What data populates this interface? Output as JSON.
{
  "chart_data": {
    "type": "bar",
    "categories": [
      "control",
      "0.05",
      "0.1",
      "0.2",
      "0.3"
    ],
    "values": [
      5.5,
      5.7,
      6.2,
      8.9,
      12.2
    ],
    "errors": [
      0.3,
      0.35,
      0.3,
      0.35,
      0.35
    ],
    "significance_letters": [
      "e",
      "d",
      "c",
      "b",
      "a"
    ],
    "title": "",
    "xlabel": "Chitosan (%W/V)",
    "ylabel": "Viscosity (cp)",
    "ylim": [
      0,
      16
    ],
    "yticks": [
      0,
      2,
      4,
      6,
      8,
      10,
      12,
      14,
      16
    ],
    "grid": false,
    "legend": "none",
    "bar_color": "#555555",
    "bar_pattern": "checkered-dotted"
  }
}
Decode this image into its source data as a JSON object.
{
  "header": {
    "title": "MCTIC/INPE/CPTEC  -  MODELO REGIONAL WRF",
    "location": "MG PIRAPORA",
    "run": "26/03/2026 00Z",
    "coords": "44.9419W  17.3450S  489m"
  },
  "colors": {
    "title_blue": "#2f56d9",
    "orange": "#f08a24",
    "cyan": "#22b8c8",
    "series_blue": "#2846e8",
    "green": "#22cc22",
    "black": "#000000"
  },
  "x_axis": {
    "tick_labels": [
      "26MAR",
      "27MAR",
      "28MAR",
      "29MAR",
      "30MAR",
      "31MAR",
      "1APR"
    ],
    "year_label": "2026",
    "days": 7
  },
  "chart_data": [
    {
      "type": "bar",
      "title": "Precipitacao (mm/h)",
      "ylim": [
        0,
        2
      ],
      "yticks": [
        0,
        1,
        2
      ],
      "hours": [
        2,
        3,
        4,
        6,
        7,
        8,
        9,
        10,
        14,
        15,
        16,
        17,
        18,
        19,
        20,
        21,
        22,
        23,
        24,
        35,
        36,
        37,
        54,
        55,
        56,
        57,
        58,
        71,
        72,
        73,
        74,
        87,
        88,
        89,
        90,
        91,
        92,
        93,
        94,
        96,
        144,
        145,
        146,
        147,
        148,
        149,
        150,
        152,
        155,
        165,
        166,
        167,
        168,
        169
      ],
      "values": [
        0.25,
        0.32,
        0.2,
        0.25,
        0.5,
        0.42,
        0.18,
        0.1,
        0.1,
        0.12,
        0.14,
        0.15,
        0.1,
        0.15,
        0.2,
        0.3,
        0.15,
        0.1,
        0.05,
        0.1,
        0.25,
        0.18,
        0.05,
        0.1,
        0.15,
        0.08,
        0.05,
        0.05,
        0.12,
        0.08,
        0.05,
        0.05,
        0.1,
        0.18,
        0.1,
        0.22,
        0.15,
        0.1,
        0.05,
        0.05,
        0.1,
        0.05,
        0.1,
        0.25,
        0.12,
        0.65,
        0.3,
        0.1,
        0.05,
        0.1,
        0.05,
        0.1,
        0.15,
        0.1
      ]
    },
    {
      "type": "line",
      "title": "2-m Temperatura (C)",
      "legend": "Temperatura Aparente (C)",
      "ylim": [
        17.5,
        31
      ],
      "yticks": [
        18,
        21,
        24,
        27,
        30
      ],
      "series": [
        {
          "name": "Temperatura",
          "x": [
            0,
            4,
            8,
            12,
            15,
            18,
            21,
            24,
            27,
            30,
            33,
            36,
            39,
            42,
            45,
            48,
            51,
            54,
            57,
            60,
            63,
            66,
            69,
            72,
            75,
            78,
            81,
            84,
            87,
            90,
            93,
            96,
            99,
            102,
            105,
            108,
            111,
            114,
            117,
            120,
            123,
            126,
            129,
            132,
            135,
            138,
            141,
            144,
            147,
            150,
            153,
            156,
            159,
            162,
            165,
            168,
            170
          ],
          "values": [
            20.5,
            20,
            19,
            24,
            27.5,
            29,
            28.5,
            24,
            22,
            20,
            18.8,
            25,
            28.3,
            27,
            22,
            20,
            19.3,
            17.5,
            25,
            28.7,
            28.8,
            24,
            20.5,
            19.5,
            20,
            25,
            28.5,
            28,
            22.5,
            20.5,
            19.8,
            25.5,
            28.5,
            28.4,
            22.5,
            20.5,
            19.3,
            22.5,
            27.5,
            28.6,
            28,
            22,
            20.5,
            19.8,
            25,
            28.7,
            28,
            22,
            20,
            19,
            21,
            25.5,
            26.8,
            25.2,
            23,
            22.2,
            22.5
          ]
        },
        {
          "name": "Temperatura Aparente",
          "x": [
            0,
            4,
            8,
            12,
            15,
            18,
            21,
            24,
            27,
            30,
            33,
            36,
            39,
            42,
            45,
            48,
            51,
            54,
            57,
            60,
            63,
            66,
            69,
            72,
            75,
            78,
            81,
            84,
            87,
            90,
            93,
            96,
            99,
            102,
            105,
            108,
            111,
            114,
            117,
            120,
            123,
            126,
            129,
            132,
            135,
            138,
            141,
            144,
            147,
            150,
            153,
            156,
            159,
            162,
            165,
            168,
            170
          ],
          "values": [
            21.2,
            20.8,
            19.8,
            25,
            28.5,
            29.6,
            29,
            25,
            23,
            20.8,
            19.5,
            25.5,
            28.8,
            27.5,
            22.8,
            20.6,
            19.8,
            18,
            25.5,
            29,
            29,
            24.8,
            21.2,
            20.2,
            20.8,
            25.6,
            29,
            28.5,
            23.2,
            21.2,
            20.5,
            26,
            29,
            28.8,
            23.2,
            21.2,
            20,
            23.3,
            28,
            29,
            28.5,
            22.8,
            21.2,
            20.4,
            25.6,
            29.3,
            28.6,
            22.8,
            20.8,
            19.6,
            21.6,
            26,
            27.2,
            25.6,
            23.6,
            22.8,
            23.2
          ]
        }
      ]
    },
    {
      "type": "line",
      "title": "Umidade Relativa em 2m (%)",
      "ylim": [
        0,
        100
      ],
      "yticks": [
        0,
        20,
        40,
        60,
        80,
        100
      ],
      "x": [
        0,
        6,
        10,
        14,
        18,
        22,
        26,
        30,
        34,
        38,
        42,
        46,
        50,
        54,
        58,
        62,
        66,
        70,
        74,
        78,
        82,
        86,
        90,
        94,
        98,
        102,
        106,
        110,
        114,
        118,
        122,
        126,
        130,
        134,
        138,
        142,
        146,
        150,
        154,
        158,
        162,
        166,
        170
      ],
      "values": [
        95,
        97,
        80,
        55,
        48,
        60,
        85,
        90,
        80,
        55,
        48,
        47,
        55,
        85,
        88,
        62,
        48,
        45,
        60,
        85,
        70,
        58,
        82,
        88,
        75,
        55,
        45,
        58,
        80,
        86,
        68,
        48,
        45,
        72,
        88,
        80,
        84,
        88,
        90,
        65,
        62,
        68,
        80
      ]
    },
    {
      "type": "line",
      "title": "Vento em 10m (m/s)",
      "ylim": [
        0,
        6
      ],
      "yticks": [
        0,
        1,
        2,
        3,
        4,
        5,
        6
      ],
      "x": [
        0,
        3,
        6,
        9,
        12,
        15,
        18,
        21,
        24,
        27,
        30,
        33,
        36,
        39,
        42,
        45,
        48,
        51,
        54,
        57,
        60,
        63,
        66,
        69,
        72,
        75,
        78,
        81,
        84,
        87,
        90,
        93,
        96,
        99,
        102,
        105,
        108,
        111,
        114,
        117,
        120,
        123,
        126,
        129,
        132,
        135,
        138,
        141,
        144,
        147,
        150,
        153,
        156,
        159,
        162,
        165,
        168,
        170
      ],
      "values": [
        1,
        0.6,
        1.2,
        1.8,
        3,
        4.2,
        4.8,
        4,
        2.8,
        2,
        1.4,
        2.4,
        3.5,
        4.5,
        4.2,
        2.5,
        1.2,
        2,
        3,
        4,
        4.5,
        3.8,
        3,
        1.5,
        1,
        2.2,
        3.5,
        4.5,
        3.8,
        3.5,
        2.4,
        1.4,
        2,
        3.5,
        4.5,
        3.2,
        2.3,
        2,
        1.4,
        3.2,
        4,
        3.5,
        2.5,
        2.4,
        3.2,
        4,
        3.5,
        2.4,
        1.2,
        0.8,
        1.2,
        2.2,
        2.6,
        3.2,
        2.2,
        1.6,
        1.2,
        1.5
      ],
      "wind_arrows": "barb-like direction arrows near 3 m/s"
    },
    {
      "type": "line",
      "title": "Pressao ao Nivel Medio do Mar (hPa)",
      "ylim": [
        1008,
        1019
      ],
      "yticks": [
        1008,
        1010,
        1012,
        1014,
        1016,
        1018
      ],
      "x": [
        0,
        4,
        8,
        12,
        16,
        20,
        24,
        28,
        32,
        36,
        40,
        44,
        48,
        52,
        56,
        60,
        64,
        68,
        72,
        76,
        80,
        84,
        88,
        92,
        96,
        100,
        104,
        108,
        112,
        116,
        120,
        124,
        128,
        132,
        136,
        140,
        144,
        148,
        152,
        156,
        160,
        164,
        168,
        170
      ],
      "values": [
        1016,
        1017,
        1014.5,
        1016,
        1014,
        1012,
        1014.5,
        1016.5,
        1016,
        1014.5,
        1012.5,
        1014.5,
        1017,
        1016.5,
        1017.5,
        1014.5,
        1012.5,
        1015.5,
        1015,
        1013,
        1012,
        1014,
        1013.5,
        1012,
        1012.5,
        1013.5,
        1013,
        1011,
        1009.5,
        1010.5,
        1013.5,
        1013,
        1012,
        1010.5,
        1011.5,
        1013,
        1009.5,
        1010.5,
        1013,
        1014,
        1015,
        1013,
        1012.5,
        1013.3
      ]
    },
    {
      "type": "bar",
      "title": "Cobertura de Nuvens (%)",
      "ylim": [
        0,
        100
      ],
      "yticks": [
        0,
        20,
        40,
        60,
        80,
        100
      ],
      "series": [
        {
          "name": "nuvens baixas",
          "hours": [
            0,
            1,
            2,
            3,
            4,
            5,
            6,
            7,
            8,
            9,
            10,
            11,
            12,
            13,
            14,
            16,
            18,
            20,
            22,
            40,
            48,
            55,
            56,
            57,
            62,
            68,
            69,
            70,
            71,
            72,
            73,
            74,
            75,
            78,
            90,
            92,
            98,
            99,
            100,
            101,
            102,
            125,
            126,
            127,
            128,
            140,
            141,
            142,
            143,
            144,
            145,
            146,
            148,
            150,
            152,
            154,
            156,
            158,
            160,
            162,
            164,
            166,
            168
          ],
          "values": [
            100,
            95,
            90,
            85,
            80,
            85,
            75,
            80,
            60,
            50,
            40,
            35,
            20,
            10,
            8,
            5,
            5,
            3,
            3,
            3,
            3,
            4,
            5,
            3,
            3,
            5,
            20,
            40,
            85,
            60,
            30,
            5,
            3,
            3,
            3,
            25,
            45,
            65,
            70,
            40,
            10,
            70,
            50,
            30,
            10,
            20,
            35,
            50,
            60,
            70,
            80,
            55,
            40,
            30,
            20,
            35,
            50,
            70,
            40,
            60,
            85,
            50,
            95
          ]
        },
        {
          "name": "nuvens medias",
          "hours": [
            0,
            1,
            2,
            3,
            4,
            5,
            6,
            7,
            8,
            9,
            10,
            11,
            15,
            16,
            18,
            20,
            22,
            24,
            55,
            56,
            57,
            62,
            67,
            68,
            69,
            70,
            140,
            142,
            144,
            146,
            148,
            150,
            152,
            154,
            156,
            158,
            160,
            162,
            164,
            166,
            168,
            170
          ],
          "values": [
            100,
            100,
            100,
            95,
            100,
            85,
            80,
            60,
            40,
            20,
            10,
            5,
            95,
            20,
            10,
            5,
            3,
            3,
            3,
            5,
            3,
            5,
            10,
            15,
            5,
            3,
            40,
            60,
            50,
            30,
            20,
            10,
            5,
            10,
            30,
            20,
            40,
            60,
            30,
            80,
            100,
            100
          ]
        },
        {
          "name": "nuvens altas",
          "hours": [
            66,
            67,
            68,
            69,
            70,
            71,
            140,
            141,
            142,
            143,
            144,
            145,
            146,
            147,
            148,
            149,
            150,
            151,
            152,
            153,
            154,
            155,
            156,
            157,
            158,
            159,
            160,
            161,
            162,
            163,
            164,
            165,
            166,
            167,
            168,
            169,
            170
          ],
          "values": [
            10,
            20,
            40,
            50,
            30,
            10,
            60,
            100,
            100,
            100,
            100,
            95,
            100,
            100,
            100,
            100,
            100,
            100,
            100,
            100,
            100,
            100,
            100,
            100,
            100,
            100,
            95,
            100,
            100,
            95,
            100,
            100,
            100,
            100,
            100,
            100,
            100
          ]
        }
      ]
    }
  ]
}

* Stated exercise:
Find each line that has the word "legend", then copy it out.

* The reply:
    "legend": "none",
      "legend": "Temperatura Aparente (C)",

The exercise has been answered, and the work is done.